» **Part of a data file**:
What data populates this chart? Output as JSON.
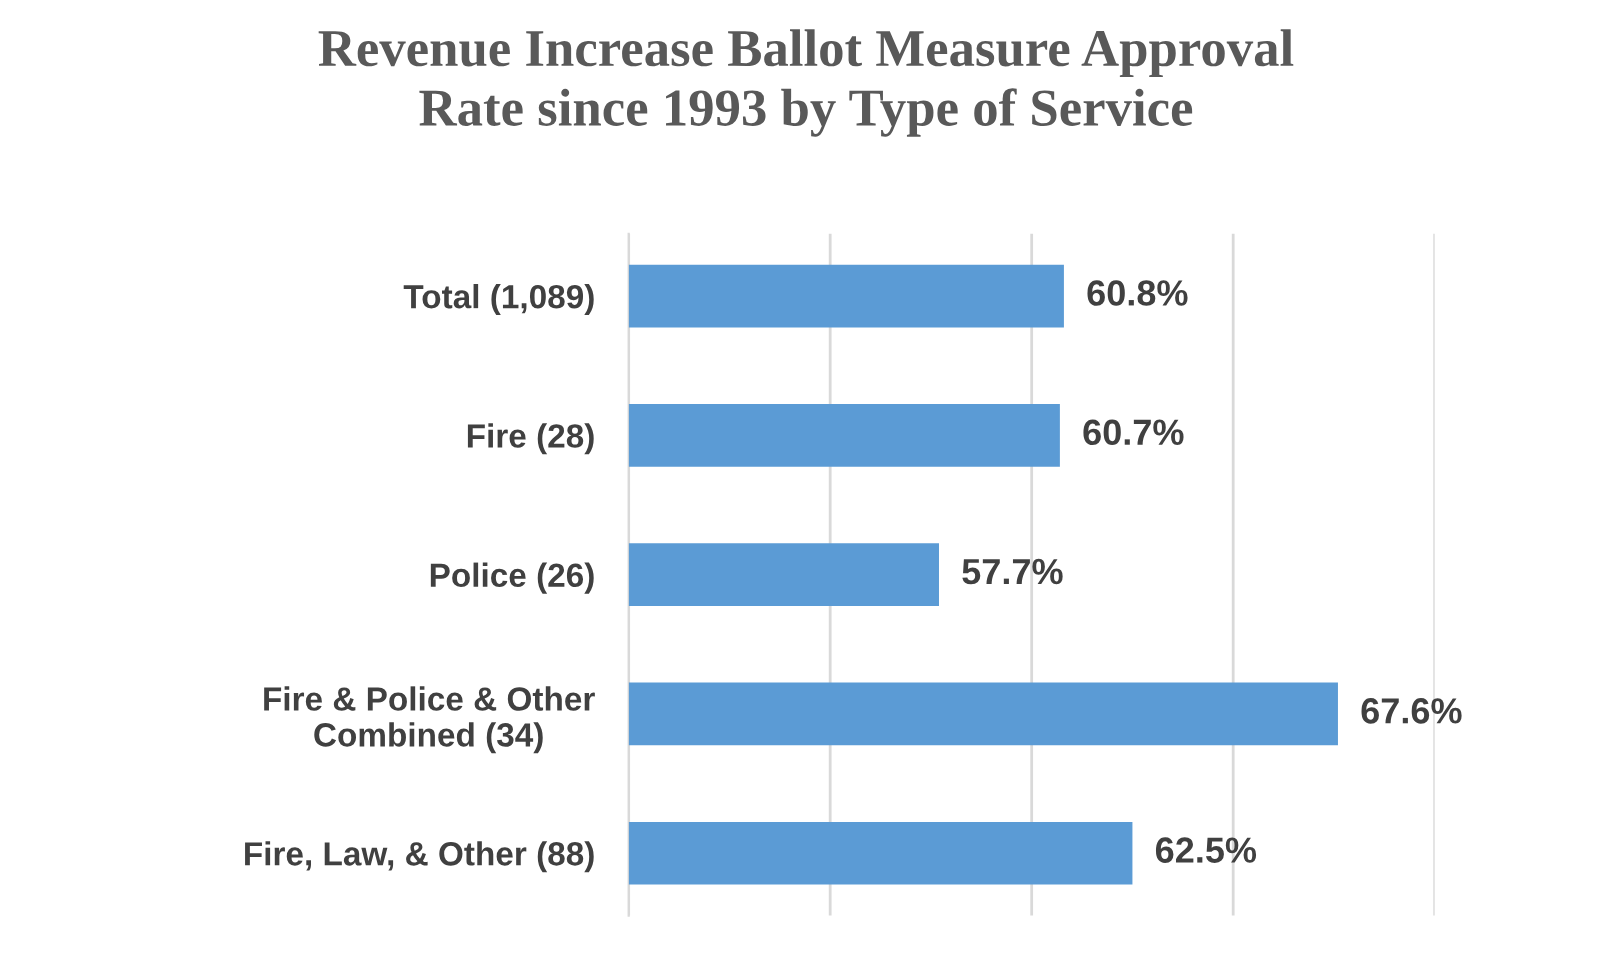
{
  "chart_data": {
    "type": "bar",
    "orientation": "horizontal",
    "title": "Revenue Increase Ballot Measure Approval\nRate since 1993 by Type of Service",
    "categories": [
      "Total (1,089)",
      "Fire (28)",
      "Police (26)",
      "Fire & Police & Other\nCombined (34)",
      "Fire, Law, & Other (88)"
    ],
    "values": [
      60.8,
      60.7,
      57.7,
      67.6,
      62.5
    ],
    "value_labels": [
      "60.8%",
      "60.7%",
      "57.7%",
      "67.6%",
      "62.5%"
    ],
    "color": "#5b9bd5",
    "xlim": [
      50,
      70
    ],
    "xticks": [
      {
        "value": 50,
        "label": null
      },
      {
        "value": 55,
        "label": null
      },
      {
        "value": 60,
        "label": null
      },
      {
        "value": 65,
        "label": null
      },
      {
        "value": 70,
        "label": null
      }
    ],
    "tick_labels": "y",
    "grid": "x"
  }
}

» **Required work**: In the listing, find all lines with the string "Fire" and copy them.

» **Exercise output**:
      "Fire (28)",
      "Fire & Police & Other\nCombined (34)",
      "Fire, Law, & Other (88)"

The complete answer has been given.